Exercise directions
In your copy, repeat the records exactly and leave out the pictures.

[Extracted records]
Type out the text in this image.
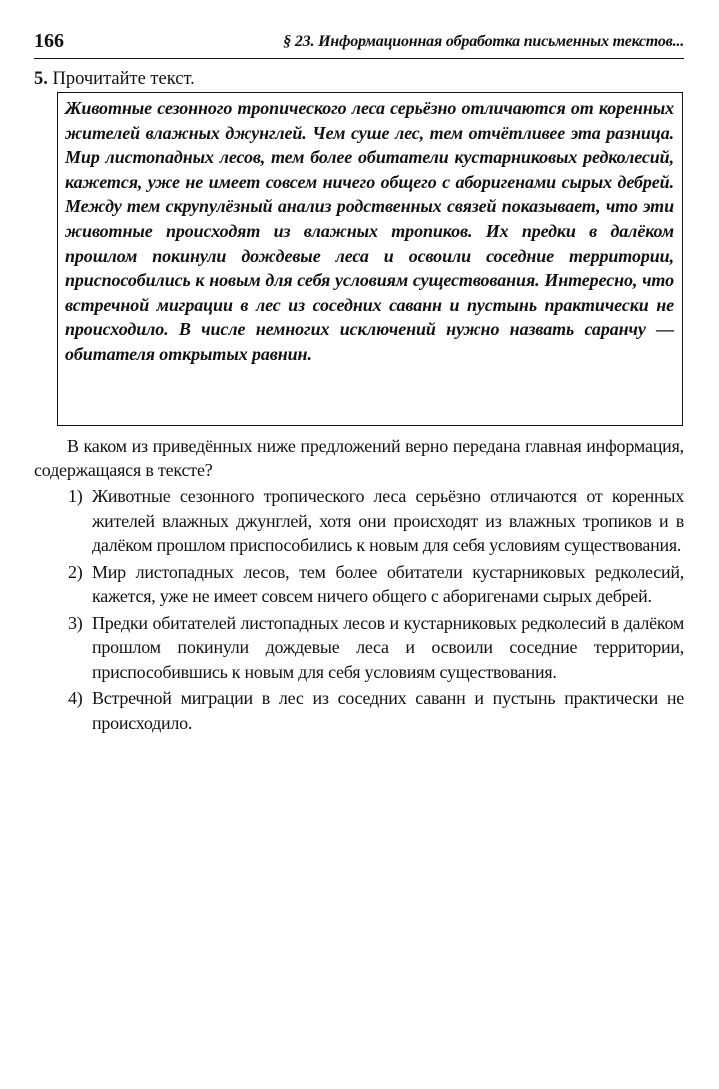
166	§ 23. Информационная обработка письменных текстов...
5. Прочитайте текст.
Животные сезонного тропического леса серьёзно отличаются от коренных жителей влажных джунглей. Чем суше лес, тем отчётливее эта разница. Мир листопадных лесов, тем более обитатели кустарниковых редколесий, кажется, уже не имеет совсем ничего общего с аборигенами сырых дебрей. Между тем скрупулёзный анализ родственных связей показывает, что эти животные происходят из влажных тропиков. Их предки в далёком прошлом покинули дождевые леса и освоили соседние территории, приспособились к новым для себя условиям существования. Интересно, что встречной миграции в лес из соседних саванн и пустынь практически не происходило. В числе немногих исключений нужно назвать саранчу — обитателя открытых равнин.
В каком из приведённых ниже предложений верно передана главная информация, содержащаяся в тексте?
1) Животные сезонного тропического леса серьёзно отличаются от коренных жителей влажных джунглей, хотя они происходят из влажных тропиков и в далёком прошлом приспособились к новым для себя условиям существования.
2) Мир листопадных лесов, тем более обитатели кустарниковых редколесий, кажется, уже не имеет совсем ничего общего с аборигенами сырых дебрей.
3) Предки обитателей листопадных лесов и кустарниковых редколесий в далёком прошлом покинули дождевые леса и освоили соседние территории, приспособившись к новым для себя условиям существования.
4) Встречной миграции в лес из соседних саванн и пустынь практически не происходило.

Exercise result
Type out the text in this image.
166	§ 23. Информационная обработка письменных текстов...
5. Прочитайте текст.
Животные сезонного тропического леса серьёзно отличаются от коренных жителей влажных джунглей. Чем суше лес, тем отчётливее эта разница. Мир листопадных лесов, тем более обитатели кустарниковых редколесий, кажется, уже не имеет совсем ничего общего с аборигенами сырых дебрей. Между тем скрупулёзный анализ родственных связей показывает, что эти животные происходят из влажных тропиков. Их предки в далёком прошлом покинули дождевые леса и освоили соседние территории, приспособились к новым для себя условиям существования. Интересно, что встречной миграции в лес из соседних саванн и пустынь практически не происходило. В числе немногих исключений нужно назвать саранчу — обитателя открытых равнин.
В каком из приведённых ниже предложений верно передана главная информация, содержащаяся в тексте?
1) Животные сезонного тропического леса серьёзно отличаются от коренных жителей влажных джунглей, хотя они происходят из влажных тропиков и в далёком прошлом приспособились к новым для себя условиям существования.
2) Мир листопадных лесов, тем более обитатели кустарниковых редколесий, кажется, уже не имеет совсем ничего общего с аборигенами сырых дебрей.
3) Предки обитателей листопадных лесов и кустарниковых редколесий в далёком прошлом покинули дождевые леса и освоили соседние территории, приспособившись к новым для себя условиям существования.
4) Встречной миграции в лес из соседних саванн и пустынь практически не происходило.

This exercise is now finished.